(Set problem)
Extract every line below that contains the word "محمد".

******

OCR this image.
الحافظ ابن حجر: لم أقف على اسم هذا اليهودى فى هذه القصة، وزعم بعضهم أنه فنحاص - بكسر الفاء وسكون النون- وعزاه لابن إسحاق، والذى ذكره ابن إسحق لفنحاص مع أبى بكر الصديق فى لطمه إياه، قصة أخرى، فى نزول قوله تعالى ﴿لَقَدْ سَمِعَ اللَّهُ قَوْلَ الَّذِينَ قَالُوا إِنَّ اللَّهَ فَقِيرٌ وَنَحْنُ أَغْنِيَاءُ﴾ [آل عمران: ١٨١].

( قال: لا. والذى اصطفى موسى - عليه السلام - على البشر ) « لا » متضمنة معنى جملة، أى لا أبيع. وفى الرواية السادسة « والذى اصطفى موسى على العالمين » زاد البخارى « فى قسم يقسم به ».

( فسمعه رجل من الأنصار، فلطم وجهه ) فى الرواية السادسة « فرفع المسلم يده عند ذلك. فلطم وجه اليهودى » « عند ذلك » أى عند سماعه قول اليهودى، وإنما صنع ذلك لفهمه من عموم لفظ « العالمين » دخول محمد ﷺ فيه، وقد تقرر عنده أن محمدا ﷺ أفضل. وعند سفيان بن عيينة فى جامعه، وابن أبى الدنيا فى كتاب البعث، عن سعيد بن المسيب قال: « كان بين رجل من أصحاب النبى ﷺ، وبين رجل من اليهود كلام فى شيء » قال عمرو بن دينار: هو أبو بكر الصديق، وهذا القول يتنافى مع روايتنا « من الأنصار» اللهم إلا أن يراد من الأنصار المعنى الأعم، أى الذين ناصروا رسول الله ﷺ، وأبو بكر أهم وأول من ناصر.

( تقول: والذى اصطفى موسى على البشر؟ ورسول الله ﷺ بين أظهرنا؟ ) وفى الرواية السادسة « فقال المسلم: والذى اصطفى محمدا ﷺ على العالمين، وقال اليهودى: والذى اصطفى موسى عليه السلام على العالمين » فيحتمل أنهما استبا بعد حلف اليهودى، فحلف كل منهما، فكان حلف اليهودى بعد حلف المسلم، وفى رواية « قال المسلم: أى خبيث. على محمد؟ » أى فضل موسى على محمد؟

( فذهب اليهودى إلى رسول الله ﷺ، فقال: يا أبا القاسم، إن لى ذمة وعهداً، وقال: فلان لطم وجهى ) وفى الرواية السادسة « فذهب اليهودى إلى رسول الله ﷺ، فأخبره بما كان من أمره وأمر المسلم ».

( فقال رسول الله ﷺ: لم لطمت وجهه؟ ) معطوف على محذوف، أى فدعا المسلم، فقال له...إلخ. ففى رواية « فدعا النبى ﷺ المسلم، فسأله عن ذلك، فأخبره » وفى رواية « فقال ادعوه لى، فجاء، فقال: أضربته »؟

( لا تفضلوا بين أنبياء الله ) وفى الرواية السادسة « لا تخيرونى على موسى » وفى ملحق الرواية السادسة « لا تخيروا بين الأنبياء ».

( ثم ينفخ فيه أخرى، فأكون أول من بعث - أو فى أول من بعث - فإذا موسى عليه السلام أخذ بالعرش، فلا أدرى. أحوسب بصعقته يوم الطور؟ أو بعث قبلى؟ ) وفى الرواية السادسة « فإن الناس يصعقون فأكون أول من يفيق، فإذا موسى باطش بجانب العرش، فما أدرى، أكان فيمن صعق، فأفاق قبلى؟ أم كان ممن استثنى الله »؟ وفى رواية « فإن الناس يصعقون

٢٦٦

******

(Answer to the problem)
( فسمعه رجل من الأنصار، فلطم وجهه ) فى الرواية السادسة « فرفع المسلم يده عند ذلك. فلطم وجه اليهودى » « عند ذلك » أى عند سماعه قول اليهودى، وإنما صنع ذلك لفهمه من عموم لفظ « العالمين » دخول محمد ﷺ فيه، وقد تقرر عنده أن محمدا ﷺ أفضل. وعند سفيان بن عيينة فى جامعه، وابن أبى الدنيا فى كتاب البعث، عن سعيد بن المسيب قال: « كان بين رجل من أصحاب النبى ﷺ، وبين رجل من اليهود كلام فى شيء » قال عمرو بن دينار: هو أبو بكر الصديق، وهذا القول يتنافى مع روايتنا « من الأنصار» اللهم إلا أن يراد من الأنصار المعنى الأعم، أى الذين ناصروا رسول الله ﷺ، وأبو بكر أهم وأول من ناصر.
( تقول: والذى اصطفى موسى على البشر؟ ورسول الله ﷺ بين أظهرنا؟ ) وفى الرواية السادسة « فقال المسلم: والذى اصطفى محمدا ﷺ على العالمين، وقال اليهودى: والذى اصطفى موسى عليه السلام على العالمين » فيحتمل أنهما استبا بعد حلف اليهودى، فحلف كل منهما، فكان حلف اليهودى بعد حلف المسلم، وفى رواية « قال المسلم: أى خبيث. على محمد؟ » أى فضل موسى على محمد؟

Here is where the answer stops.